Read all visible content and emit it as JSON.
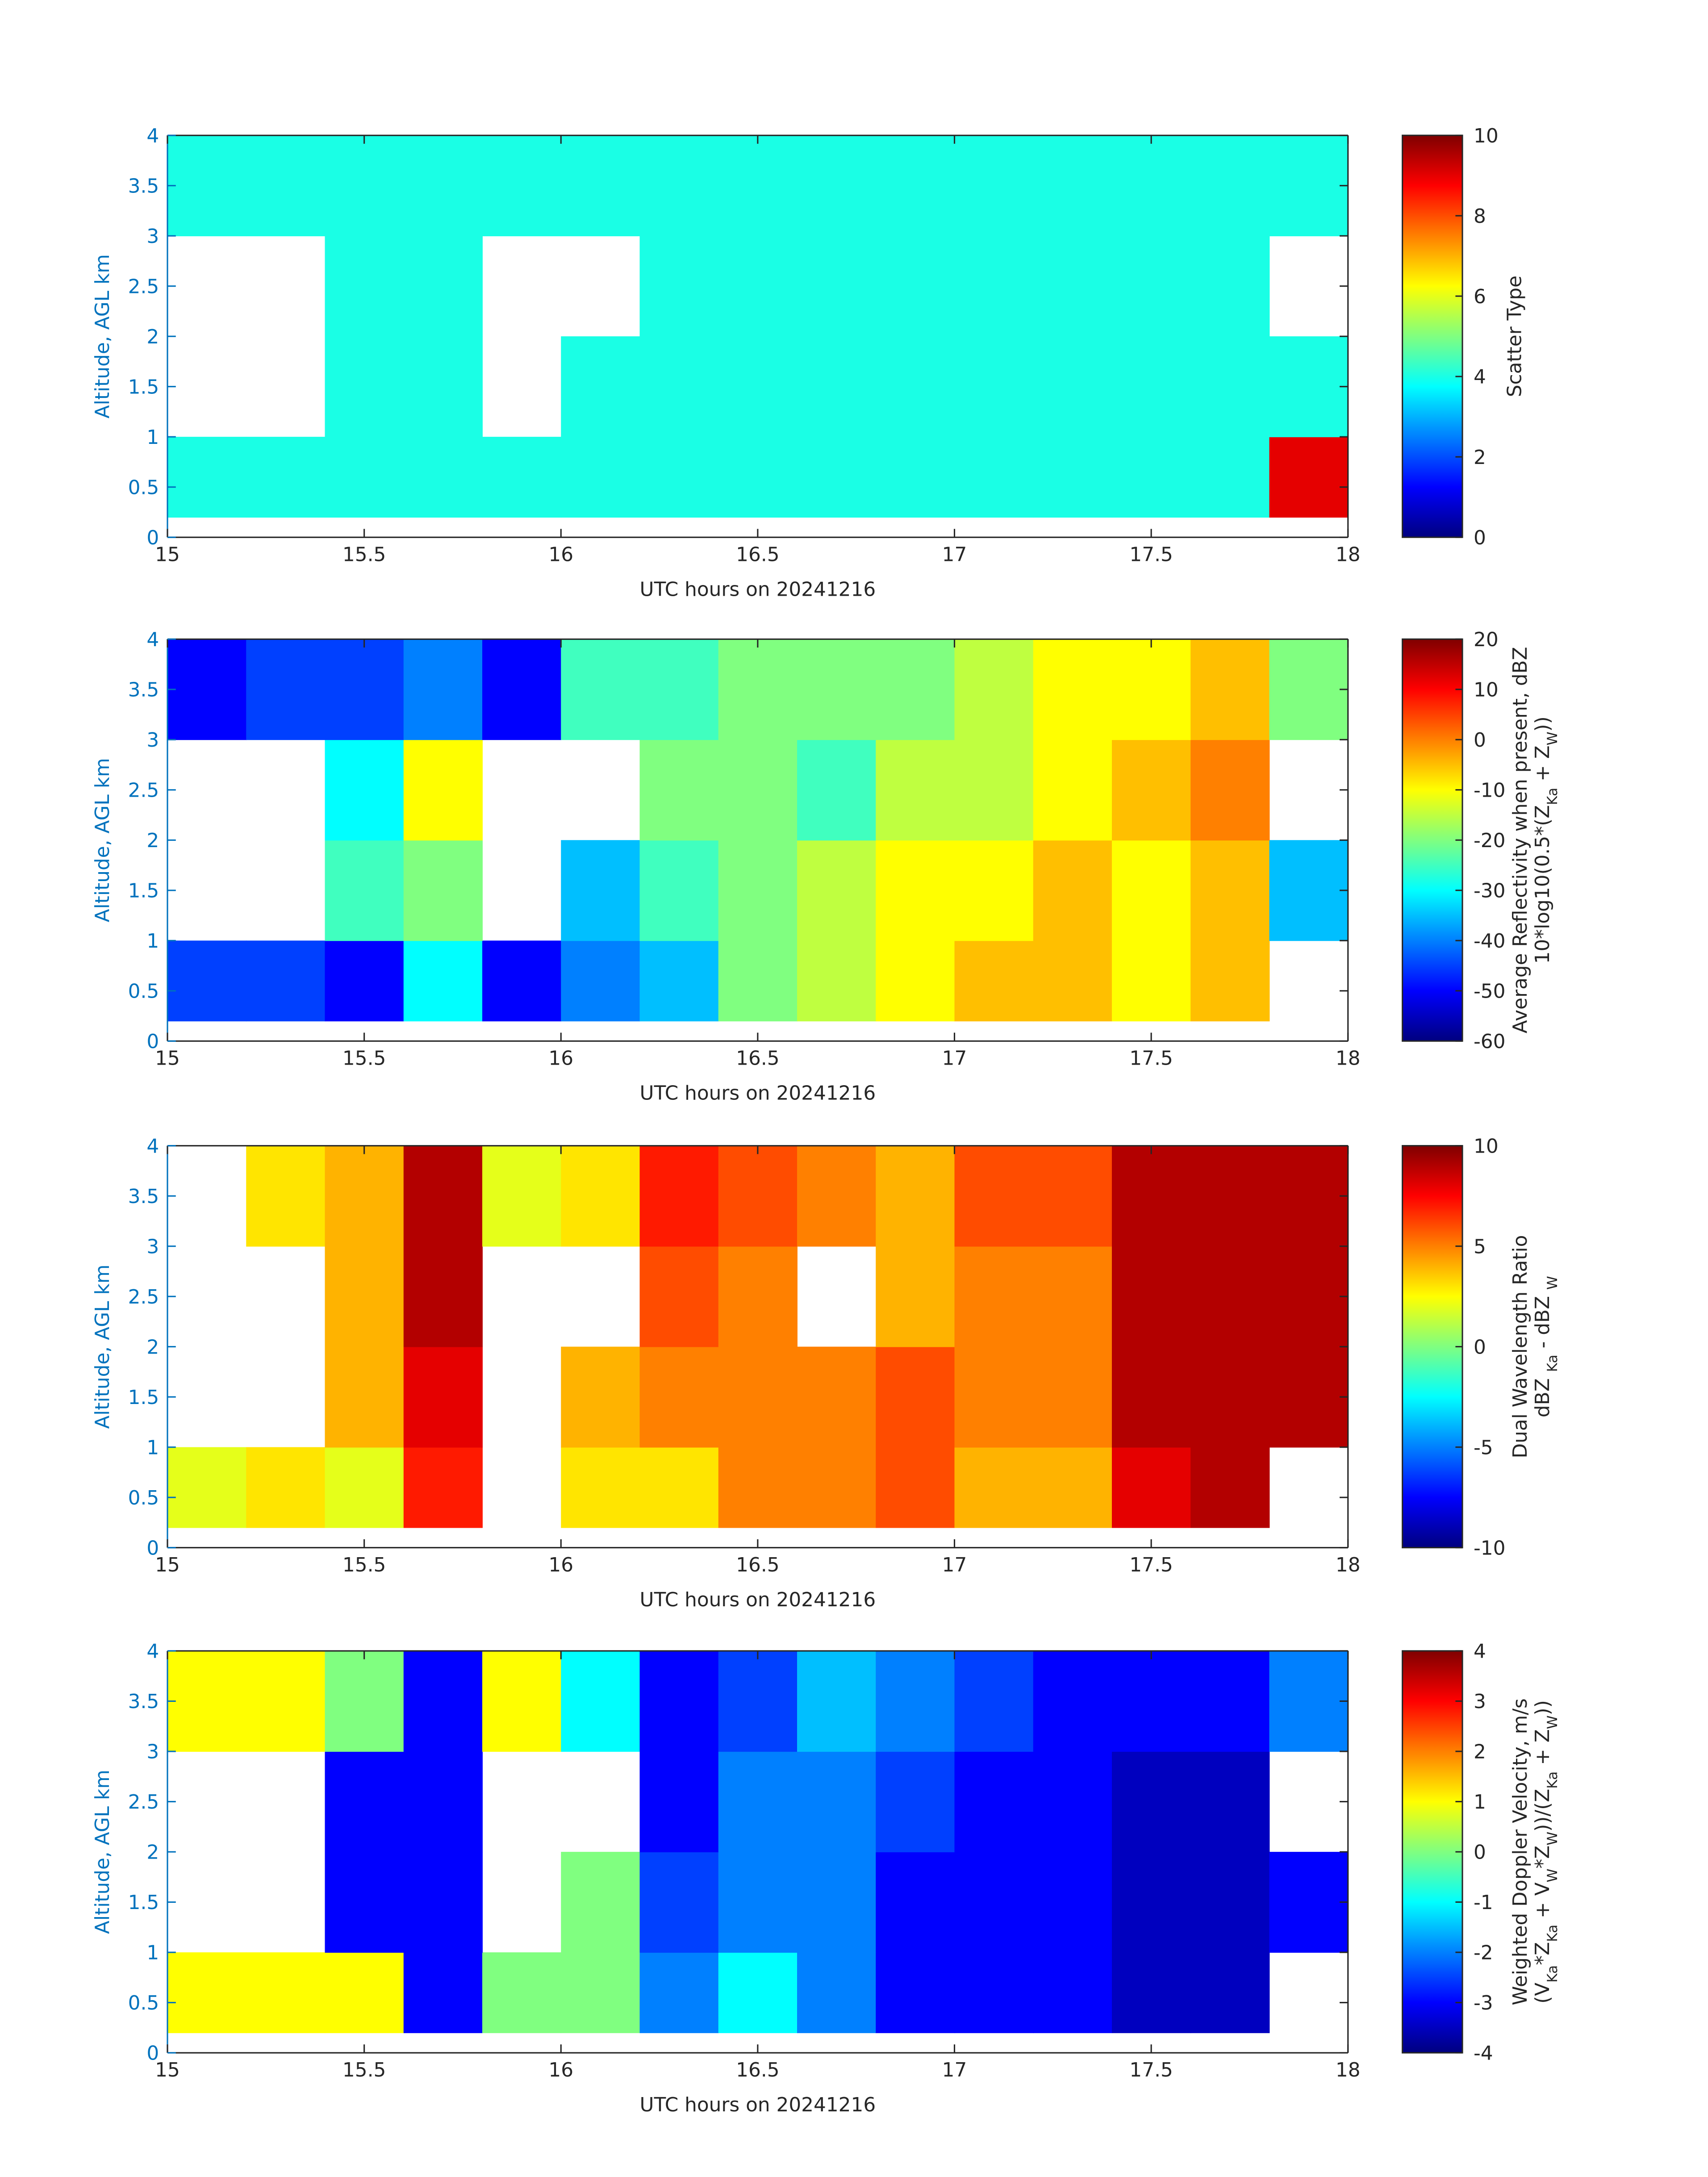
{
  "chart_data": [
    {
      "type": "heatmap",
      "xlabel": "UTC hours on 20241216",
      "ylabel": "Altitude, AGL km",
      "xlim": [
        15,
        18
      ],
      "xticks": [
        15,
        15.5,
        16,
        16.5,
        17,
        17.5,
        18
      ],
      "ylim": [
        0,
        4
      ],
      "yticks": [
        0,
        0.5,
        1,
        1.5,
        2,
        2.5,
        3,
        3.5,
        4
      ],
      "xbins": [
        15,
        15.2,
        15.4,
        15.6,
        15.8,
        16,
        16.2,
        16.4,
        16.6,
        16.8,
        17,
        17.2,
        17.4,
        17.6,
        17.8,
        18
      ],
      "ybins": [
        0.2,
        1,
        2,
        3,
        4
      ],
      "z": [
        [
          4,
          4,
          4,
          4,
          4,
          4,
          4,
          4,
          4,
          4,
          4,
          4,
          4,
          4,
          9
        ],
        [
          null,
          null,
          4,
          4,
          null,
          4,
          4,
          4,
          4,
          4,
          4,
          4,
          4,
          4,
          4
        ],
        [
          null,
          null,
          4,
          4,
          null,
          null,
          4,
          4,
          4,
          4,
          4,
          4,
          4,
          4,
          null
        ],
        [
          4,
          4,
          4,
          4,
          4,
          4,
          4,
          4,
          4,
          4,
          4,
          4,
          4,
          4,
          4
        ]
      ],
      "colorbar": {
        "label": [
          [
            "Scatter Type"
          ]
        ],
        "clim": [
          0,
          10
        ],
        "ticks": [
          0,
          2,
          4,
          6,
          8,
          10
        ],
        "colormap": "jet"
      }
    },
    {
      "type": "heatmap",
      "xlabel": "UTC hours on 20241216",
      "ylabel": "Altitude, AGL km",
      "xlim": [
        15,
        18
      ],
      "xticks": [
        15,
        15.5,
        16,
        16.5,
        17,
        17.5,
        18
      ],
      "ylim": [
        0,
        4
      ],
      "yticks": [
        0,
        0.5,
        1,
        1.5,
        2,
        2.5,
        3,
        3.5,
        4
      ],
      "xbins": [
        15,
        15.2,
        15.4,
        15.6,
        15.8,
        16,
        16.2,
        16.4,
        16.6,
        16.8,
        17,
        17.2,
        17.4,
        17.6,
        17.8,
        18
      ],
      "ybins": [
        0.2,
        1,
        2,
        3,
        4
      ],
      "z": [
        [
          -45,
          -45,
          -50,
          -30,
          -50,
          -40,
          -35,
          -20,
          -15,
          -10,
          -5,
          -5,
          -10,
          -5,
          null
        ],
        [
          null,
          null,
          -25,
          -20,
          null,
          -35,
          -25,
          -20,
          -15,
          -10,
          -10,
          -5,
          -10,
          -5,
          -35
        ],
        [
          null,
          null,
          -30,
          -10,
          null,
          null,
          -20,
          -20,
          -25,
          -15,
          -15,
          -10,
          -5,
          0,
          null
        ],
        [
          -50,
          -45,
          -45,
          -40,
          -50,
          -25,
          -25,
          -20,
          -20,
          -20,
          -15,
          -10,
          -10,
          -5,
          -20
        ]
      ],
      "colorbar": {
        "label": [
          [
            "Average Reflectivity when present, dBZ"
          ],
          [
            "10*log10(0.5*(Z",
            "Ka",
            " + Z",
            "W",
            "))"
          ]
        ],
        "clim": [
          -60,
          20
        ],
        "ticks": [
          -60,
          -50,
          -40,
          -30,
          -20,
          -10,
          0,
          10,
          20
        ],
        "colormap": "jet"
      }
    },
    {
      "type": "heatmap",
      "xlabel": "UTC hours on 20241216",
      "ylabel": "Altitude, AGL km",
      "xlim": [
        15,
        18
      ],
      "xticks": [
        15,
        15.5,
        16,
        16.5,
        17,
        17.5,
        18
      ],
      "ylim": [
        0,
        4
      ],
      "yticks": [
        0,
        0.5,
        1,
        1.5,
        2,
        2.5,
        3,
        3.5,
        4
      ],
      "xbins": [
        15,
        15.2,
        15.4,
        15.6,
        15.8,
        16,
        16.2,
        16.4,
        16.6,
        16.8,
        17,
        17.2,
        17.4,
        17.6,
        17.8,
        18
      ],
      "ybins": [
        0.2,
        1,
        2,
        3,
        4
      ],
      "z": [
        [
          2,
          3,
          2,
          7,
          null,
          3,
          3,
          5,
          5,
          6,
          4,
          4,
          8,
          9,
          null
        ],
        [
          null,
          null,
          4,
          8,
          null,
          4,
          5,
          5,
          5,
          6,
          5,
          5,
          9,
          9,
          9
        ],
        [
          null,
          null,
          4,
          9,
          null,
          null,
          6,
          5,
          null,
          4,
          5,
          5,
          9,
          9,
          9
        ],
        [
          null,
          3,
          4,
          9,
          2,
          3,
          7,
          6,
          5,
          4,
          6,
          6,
          9,
          9,
          9
        ]
      ],
      "colorbar": {
        "label": [
          [
            "Dual Wavelength Ratio"
          ],
          [
            "dBZ ",
            "Ka",
            " - dBZ ",
            "W"
          ]
        ],
        "clim": [
          -10,
          10
        ],
        "ticks": [
          -10,
          -5,
          0,
          5,
          10
        ],
        "colormap": "jet"
      }
    },
    {
      "type": "heatmap",
      "xlabel": "UTC hours on 20241216",
      "ylabel": "Altitude, AGL km",
      "xlim": [
        15,
        18
      ],
      "xticks": [
        15,
        15.5,
        16,
        16.5,
        17,
        17.5,
        18
      ],
      "ylim": [
        0,
        4
      ],
      "yticks": [
        0,
        0.5,
        1,
        1.5,
        2,
        2.5,
        3,
        3.5,
        4
      ],
      "xbins": [
        15,
        15.2,
        15.4,
        15.6,
        15.8,
        16,
        16.2,
        16.4,
        16.6,
        16.8,
        17,
        17.2,
        17.4,
        17.6,
        17.8,
        18
      ],
      "ybins": [
        0.2,
        1,
        2,
        3,
        4
      ],
      "z": [
        [
          1,
          1,
          1,
          -3,
          0,
          0,
          -2,
          -1,
          -2,
          -3,
          -3,
          -3,
          -3.5,
          -3.5,
          null
        ],
        [
          null,
          null,
          -3,
          -3,
          null,
          0,
          -2.5,
          -2,
          -2,
          -3,
          -3,
          -3,
          -3.5,
          -3.5,
          -3
        ],
        [
          null,
          null,
          -3,
          -3,
          null,
          null,
          -3,
          -2,
          -2,
          -2.5,
          -3,
          -3,
          -3.5,
          -3.5,
          null
        ],
        [
          1,
          1,
          0,
          -3,
          1,
          -1,
          -3,
          -2.5,
          -1.5,
          -2,
          -2.5,
          -3,
          -3,
          -3,
          -2
        ]
      ],
      "colorbar": {
        "label": [
          [
            "Weighted Doppler Velocity, m/s"
          ],
          [
            "(V",
            "Ka",
            "*Z",
            "Ka",
            " + V",
            "W",
            "*Z",
            "W",
            "))/(Z",
            "Ka",
            " + Z",
            "W",
            "))"
          ]
        ],
        "clim": [
          -4,
          4
        ],
        "ticks": [
          -4,
          -3,
          -2,
          -1,
          0,
          1,
          2,
          3,
          4
        ],
        "colormap": "jet"
      }
    }
  ]
}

************

:: WORK TO BE COMPLETED ::
Give back every line exactly as it stands, pictures excluded.

:: FINAL RESULT ::
Read all visible content and emit it as JSON.
{
  "chart_data": [
    {
      "type": "heatmap",
      "xlabel": "UTC hours on 20241216",
      "ylabel": "Altitude, AGL km",
      "xlim": [
        15,
        18
      ],
      "xticks": [
        15,
        15.5,
        16,
        16.5,
        17,
        17.5,
        18
      ],
      "ylim": [
        0,
        4
      ],
      "yticks": [
        0,
        0.5,
        1,
        1.5,
        2,
        2.5,
        3,
        3.5,
        4
      ],
      "xbins": [
        15,
        15.2,
        15.4,
        15.6,
        15.8,
        16,
        16.2,
        16.4,
        16.6,
        16.8,
        17,
        17.2,
        17.4,
        17.6,
        17.8,
        18
      ],
      "ybins": [
        0.2,
        1,
        2,
        3,
        4
      ],
      "z": [
        [
          4,
          4,
          4,
          4,
          4,
          4,
          4,
          4,
          4,
          4,
          4,
          4,
          4,
          4,
          9
        ],
        [
          null,
          null,
          4,
          4,
          null,
          4,
          4,
          4,
          4,
          4,
          4,
          4,
          4,
          4,
          4
        ],
        [
          null,
          null,
          4,
          4,
          null,
          null,
          4,
          4,
          4,
          4,
          4,
          4,
          4,
          4,
          null
        ],
        [
          4,
          4,
          4,
          4,
          4,
          4,
          4,
          4,
          4,
          4,
          4,
          4,
          4,
          4,
          4
        ]
      ],
      "colorbar": {
        "label": [
          [
            "Scatter Type"
          ]
        ],
        "clim": [
          0,
          10
        ],
        "ticks": [
          0,
          2,
          4,
          6,
          8,
          10
        ],
        "colormap": "jet"
      }
    },
    {
      "type": "heatmap",
      "xlabel": "UTC hours on 20241216",
      "ylabel": "Altitude, AGL km",
      "xlim": [
        15,
        18
      ],
      "xticks": [
        15,
        15.5,
        16,
        16.5,
        17,
        17.5,
        18
      ],
      "ylim": [
        0,
        4
      ],
      "yticks": [
        0,
        0.5,
        1,
        1.5,
        2,
        2.5,
        3,
        3.5,
        4
      ],
      "xbins": [
        15,
        15.2,
        15.4,
        15.6,
        15.8,
        16,
        16.2,
        16.4,
        16.6,
        16.8,
        17,
        17.2,
        17.4,
        17.6,
        17.8,
        18
      ],
      "ybins": [
        0.2,
        1,
        2,
        3,
        4
      ],
      "z": [
        [
          -45,
          -45,
          -50,
          -30,
          -50,
          -40,
          -35,
          -20,
          -15,
          -10,
          -5,
          -5,
          -10,
          -5,
          null
        ],
        [
          null,
          null,
          -25,
          -20,
          null,
          -35,
          -25,
          -20,
          -15,
          -10,
          -10,
          -5,
          -10,
          -5,
          -35
        ],
        [
          null,
          null,
          -30,
          -10,
          null,
          null,
          -20,
          -20,
          -25,
          -15,
          -15,
          -10,
          -5,
          0,
          null
        ],
        [
          -50,
          -45,
          -45,
          -40,
          -50,
          -25,
          -25,
          -20,
          -20,
          -20,
          -15,
          -10,
          -10,
          -5,
          -20
        ]
      ],
      "colorbar": {
        "label": [
          [
            "Average Reflectivity when present, dBZ"
          ],
          [
            "10*log10(0.5*(Z",
            "Ka",
            " + Z",
            "W",
            "))"
          ]
        ],
        "clim": [
          -60,
          20
        ],
        "ticks": [
          -60,
          -50,
          -40,
          -30,
          -20,
          -10,
          0,
          10,
          20
        ],
        "colormap": "jet"
      }
    },
    {
      "type": "heatmap",
      "xlabel": "UTC hours on 20241216",
      "ylabel": "Altitude, AGL km",
      "xlim": [
        15,
        18
      ],
      "xticks": [
        15,
        15.5,
        16,
        16.5,
        17,
        17.5,
        18
      ],
      "ylim": [
        0,
        4
      ],
      "yticks": [
        0,
        0.5,
        1,
        1.5,
        2,
        2.5,
        3,
        3.5,
        4
      ],
      "xbins": [
        15,
        15.2,
        15.4,
        15.6,
        15.8,
        16,
        16.2,
        16.4,
        16.6,
        16.8,
        17,
        17.2,
        17.4,
        17.6,
        17.8,
        18
      ],
      "ybins": [
        0.2,
        1,
        2,
        3,
        4
      ],
      "z": [
        [
          2,
          3,
          2,
          7,
          null,
          3,
          3,
          5,
          5,
          6,
          4,
          4,
          8,
          9,
          null
        ],
        [
          null,
          null,
          4,
          8,
          null,
          4,
          5,
          5,
          5,
          6,
          5,
          5,
          9,
          9,
          9
        ],
        [
          null,
          null,
          4,
          9,
          null,
          null,
          6,
          5,
          null,
          4,
          5,
          5,
          9,
          9,
          9
        ],
        [
          null,
          3,
          4,
          9,
          2,
          3,
          7,
          6,
          5,
          4,
          6,
          6,
          9,
          9,
          9
        ]
      ],
      "colorbar": {
        "label": [
          [
            "Dual Wavelength Ratio"
          ],
          [
            "dBZ ",
            "Ka",
            " - dBZ ",
            "W"
          ]
        ],
        "clim": [
          -10,
          10
        ],
        "ticks": [
          -10,
          -5,
          0,
          5,
          10
        ],
        "colormap": "jet"
      }
    },
    {
      "type": "heatmap",
      "xlabel": "UTC hours on 20241216",
      "ylabel": "Altitude, AGL km",
      "xlim": [
        15,
        18
      ],
      "xticks": [
        15,
        15.5,
        16,
        16.5,
        17,
        17.5,
        18
      ],
      "ylim": [
        0,
        4
      ],
      "yticks": [
        0,
        0.5,
        1,
        1.5,
        2,
        2.5,
        3,
        3.5,
        4
      ],
      "xbins": [
        15,
        15.2,
        15.4,
        15.6,
        15.8,
        16,
        16.2,
        16.4,
        16.6,
        16.8,
        17,
        17.2,
        17.4,
        17.6,
        17.8,
        18
      ],
      "ybins": [
        0.2,
        1,
        2,
        3,
        4
      ],
      "z": [
        [
          1,
          1,
          1,
          -3,
          0,
          0,
          -2,
          -1,
          -2,
          -3,
          -3,
          -3,
          -3.5,
          -3.5,
          null
        ],
        [
          null,
          null,
          -3,
          -3,
          null,
          0,
          -2.5,
          -2,
          -2,
          -3,
          -3,
          -3,
          -3.5,
          -3.5,
          -3
        ],
        [
          null,
          null,
          -3,
          -3,
          null,
          null,
          -3,
          -2,
          -2,
          -2.5,
          -3,
          -3,
          -3.5,
          -3.5,
          null
        ],
        [
          1,
          1,
          0,
          -3,
          1,
          -1,
          -3,
          -2.5,
          -1.5,
          -2,
          -2.5,
          -3,
          -3,
          -3,
          -2
        ]
      ],
      "colorbar": {
        "label": [
          [
            "Weighted Doppler Velocity, m/s"
          ],
          [
            "(V",
            "Ka",
            "*Z",
            "Ka",
            " + V",
            "W",
            "*Z",
            "W",
            "))/(Z",
            "Ka",
            " + Z",
            "W",
            "))"
          ]
        ],
        "clim": [
          -4,
          4
        ],
        "ticks": [
          -4,
          -3,
          -2,
          -1,
          0,
          1,
          2,
          3,
          4
        ],
        "colormap": "jet"
      }
    }
  ]
}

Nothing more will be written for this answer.